Saved data entries
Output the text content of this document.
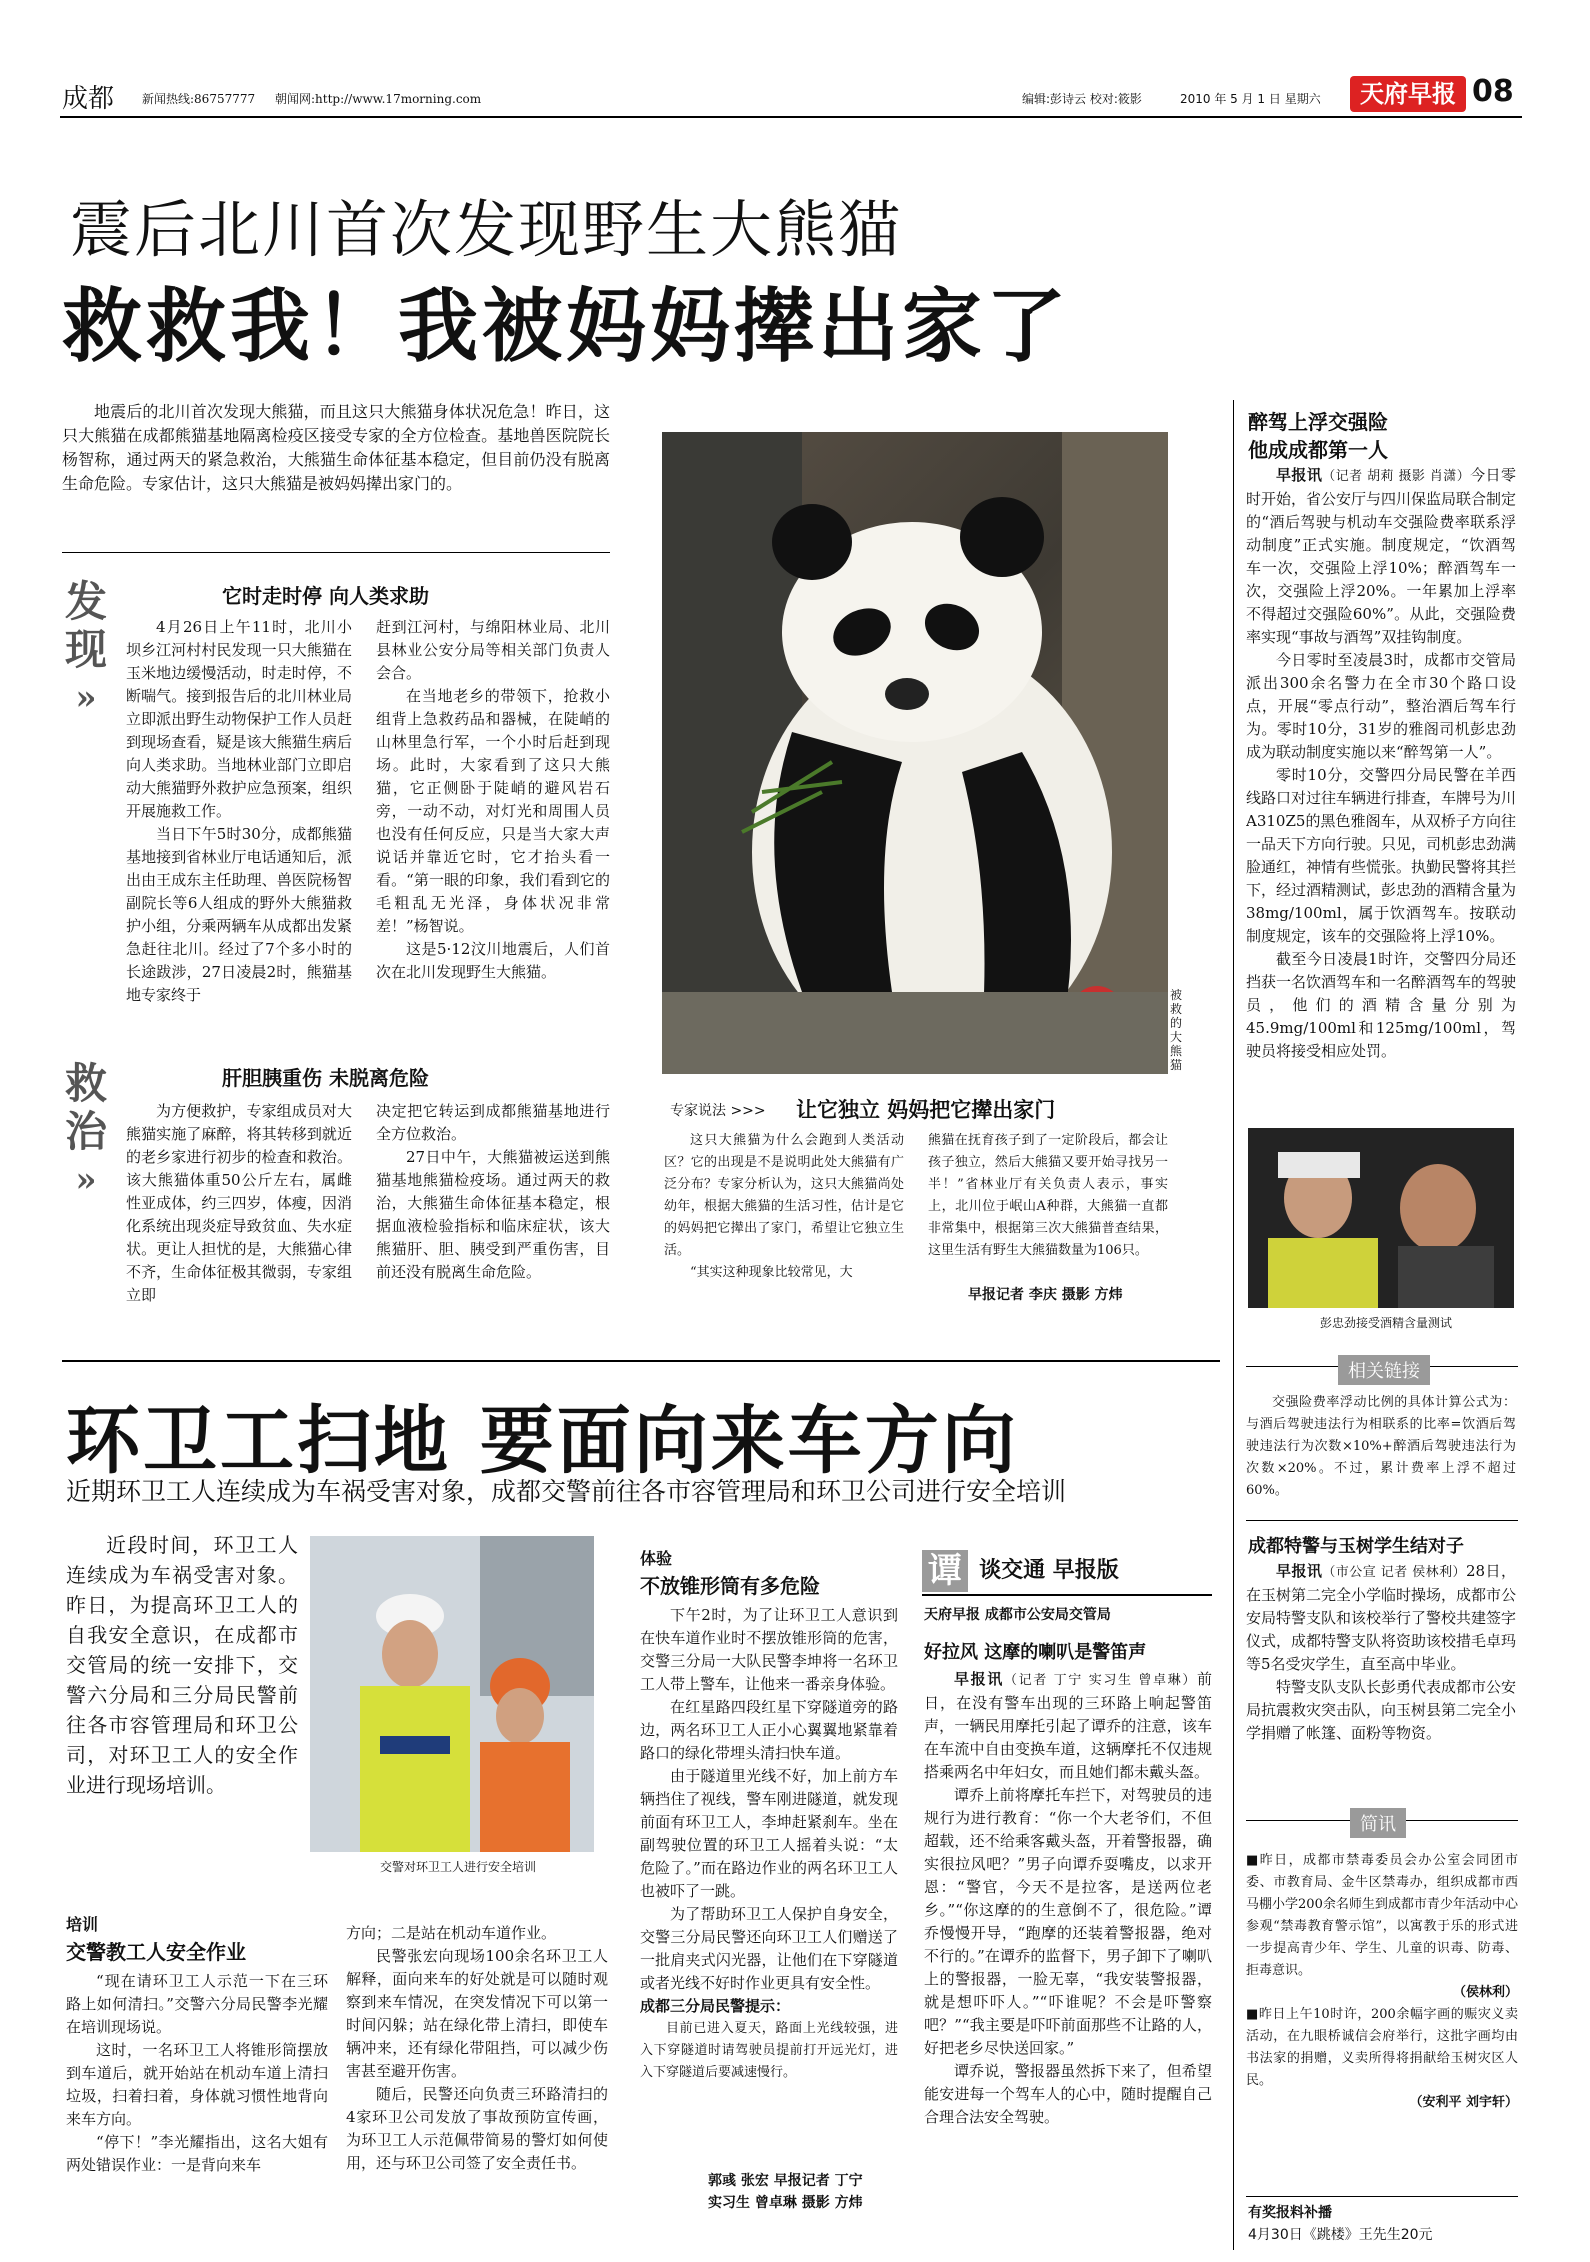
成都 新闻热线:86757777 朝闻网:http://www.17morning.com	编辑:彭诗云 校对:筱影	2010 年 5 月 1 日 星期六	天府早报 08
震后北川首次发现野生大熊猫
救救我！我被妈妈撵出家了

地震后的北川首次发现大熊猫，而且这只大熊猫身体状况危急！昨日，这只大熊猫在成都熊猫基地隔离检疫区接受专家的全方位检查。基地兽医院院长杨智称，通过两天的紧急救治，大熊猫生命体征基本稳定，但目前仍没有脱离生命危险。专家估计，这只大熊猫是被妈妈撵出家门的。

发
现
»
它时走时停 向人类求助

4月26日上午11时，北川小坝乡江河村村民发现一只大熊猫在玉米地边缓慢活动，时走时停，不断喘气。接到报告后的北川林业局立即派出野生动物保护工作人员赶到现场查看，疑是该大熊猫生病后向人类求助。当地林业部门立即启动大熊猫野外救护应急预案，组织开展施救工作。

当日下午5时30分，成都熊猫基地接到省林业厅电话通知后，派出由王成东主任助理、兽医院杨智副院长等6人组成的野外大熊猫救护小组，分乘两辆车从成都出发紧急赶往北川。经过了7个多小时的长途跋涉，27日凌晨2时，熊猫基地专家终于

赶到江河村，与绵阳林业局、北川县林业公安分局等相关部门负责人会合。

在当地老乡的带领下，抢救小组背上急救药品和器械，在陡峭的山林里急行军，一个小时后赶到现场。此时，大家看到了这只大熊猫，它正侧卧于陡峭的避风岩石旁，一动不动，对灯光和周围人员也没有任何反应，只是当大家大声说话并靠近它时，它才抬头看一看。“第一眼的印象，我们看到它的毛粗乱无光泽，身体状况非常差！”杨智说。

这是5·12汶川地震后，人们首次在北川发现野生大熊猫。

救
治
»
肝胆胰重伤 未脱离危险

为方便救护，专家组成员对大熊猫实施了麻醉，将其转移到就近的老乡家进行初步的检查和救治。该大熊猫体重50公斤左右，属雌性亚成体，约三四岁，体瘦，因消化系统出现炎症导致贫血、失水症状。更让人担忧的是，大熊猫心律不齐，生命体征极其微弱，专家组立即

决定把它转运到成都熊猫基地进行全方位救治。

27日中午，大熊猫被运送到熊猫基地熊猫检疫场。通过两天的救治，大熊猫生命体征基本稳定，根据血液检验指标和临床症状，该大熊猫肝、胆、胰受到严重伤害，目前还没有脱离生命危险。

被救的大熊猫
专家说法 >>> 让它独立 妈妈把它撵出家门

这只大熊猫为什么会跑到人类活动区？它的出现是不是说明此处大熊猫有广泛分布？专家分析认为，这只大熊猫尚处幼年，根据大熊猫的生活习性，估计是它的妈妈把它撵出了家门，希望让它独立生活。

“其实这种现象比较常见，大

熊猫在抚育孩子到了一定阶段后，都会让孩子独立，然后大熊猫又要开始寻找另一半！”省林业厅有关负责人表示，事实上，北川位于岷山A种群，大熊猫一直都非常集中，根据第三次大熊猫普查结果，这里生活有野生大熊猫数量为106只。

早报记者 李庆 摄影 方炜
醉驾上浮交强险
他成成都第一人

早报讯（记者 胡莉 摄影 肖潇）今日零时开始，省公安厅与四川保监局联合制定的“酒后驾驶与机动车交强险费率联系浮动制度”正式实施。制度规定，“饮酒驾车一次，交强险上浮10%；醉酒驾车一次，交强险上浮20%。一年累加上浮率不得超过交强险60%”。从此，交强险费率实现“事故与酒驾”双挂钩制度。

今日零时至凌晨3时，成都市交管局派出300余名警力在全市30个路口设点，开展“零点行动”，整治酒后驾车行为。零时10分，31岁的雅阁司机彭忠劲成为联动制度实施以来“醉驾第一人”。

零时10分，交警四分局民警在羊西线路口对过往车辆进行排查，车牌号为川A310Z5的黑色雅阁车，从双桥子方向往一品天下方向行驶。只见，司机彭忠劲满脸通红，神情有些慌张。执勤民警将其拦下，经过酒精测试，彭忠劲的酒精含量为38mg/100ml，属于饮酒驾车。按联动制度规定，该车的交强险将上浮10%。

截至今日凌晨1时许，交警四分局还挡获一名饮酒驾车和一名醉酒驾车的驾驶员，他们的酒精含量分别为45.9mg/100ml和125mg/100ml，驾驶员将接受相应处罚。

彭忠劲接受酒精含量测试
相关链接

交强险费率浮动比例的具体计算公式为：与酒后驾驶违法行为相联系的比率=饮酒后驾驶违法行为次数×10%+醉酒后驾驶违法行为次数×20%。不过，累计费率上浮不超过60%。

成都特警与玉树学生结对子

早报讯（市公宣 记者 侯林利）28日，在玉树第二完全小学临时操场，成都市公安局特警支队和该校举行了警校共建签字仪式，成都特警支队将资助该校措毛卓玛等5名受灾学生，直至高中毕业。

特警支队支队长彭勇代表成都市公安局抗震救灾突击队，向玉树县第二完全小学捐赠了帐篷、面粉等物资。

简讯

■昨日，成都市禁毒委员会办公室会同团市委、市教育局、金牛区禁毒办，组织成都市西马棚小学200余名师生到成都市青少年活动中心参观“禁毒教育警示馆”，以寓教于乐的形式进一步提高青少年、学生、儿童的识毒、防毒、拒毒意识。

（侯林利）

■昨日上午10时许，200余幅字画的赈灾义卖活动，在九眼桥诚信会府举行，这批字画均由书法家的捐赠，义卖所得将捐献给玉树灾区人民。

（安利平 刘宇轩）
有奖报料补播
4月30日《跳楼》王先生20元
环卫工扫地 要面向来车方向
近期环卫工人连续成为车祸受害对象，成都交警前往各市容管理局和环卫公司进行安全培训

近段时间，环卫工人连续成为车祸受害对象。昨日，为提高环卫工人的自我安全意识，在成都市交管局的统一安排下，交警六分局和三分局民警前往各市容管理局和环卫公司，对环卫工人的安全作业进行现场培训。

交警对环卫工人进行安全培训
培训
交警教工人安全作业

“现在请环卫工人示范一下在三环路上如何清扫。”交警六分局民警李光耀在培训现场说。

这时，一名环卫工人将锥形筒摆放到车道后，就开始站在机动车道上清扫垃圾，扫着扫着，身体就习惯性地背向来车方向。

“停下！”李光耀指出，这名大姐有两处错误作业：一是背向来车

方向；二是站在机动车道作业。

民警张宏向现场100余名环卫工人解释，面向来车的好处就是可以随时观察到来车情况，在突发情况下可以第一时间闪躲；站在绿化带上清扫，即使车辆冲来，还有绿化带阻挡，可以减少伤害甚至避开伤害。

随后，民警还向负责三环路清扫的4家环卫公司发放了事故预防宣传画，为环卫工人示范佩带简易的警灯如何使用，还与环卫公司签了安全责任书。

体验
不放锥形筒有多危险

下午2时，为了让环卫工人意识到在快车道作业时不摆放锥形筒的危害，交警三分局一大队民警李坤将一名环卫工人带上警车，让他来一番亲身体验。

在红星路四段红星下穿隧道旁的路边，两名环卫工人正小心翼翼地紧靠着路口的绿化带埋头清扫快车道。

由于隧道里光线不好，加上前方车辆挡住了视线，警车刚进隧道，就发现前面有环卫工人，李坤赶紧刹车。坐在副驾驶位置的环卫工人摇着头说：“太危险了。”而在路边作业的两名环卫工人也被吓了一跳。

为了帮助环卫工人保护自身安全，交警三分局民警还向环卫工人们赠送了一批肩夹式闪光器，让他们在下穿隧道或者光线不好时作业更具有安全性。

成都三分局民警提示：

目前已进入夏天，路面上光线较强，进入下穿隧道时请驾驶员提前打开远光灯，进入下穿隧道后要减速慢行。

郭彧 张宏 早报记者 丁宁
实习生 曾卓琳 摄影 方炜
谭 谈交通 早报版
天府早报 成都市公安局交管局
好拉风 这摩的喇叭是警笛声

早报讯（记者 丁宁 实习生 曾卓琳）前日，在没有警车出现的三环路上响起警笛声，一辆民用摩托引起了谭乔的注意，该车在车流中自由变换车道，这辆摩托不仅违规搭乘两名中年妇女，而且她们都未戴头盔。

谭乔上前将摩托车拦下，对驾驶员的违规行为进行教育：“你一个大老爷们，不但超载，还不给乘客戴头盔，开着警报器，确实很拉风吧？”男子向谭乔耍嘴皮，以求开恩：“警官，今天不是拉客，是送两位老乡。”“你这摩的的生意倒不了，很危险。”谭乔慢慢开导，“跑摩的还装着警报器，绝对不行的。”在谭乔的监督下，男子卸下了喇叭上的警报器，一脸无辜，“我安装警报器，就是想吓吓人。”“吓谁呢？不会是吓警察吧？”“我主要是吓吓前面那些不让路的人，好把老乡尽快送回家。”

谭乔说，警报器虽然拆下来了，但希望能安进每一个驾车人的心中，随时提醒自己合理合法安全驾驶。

* * *

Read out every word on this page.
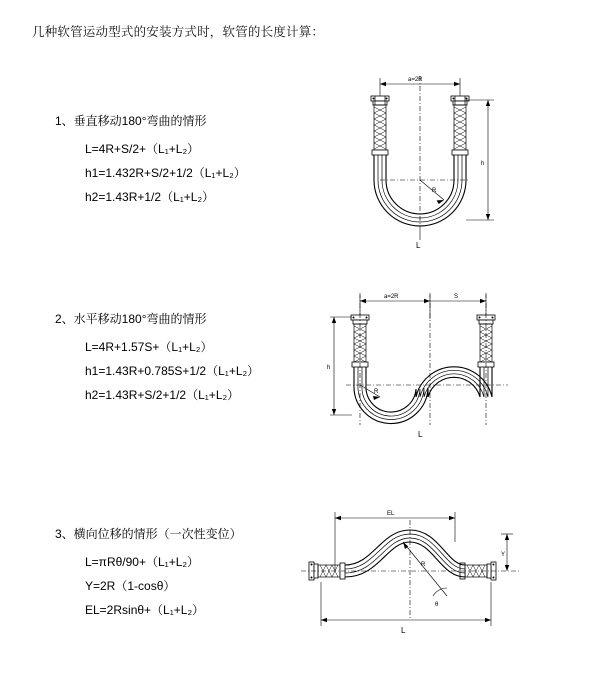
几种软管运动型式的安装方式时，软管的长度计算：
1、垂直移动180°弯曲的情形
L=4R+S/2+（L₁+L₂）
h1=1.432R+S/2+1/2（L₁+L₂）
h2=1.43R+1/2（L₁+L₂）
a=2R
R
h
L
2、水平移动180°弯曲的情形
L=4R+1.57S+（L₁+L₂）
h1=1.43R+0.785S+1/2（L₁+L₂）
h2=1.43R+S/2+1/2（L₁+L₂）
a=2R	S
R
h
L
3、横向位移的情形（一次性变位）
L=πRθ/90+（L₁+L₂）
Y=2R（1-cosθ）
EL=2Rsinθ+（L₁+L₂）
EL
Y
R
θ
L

:: EXERCISE DIRECTIONS ::
Pick out every line of the listing containing the word "天府早报", and show those lines.

:: RESULT BELOW ::
成都 新闻热线:86757777 朝闻网:http://www.17morning.com	编辑:彭诗云 校对:筱影	2010 年 5 月 1 日 星期六	天府早报 08
天府早报 成都市公安局交管局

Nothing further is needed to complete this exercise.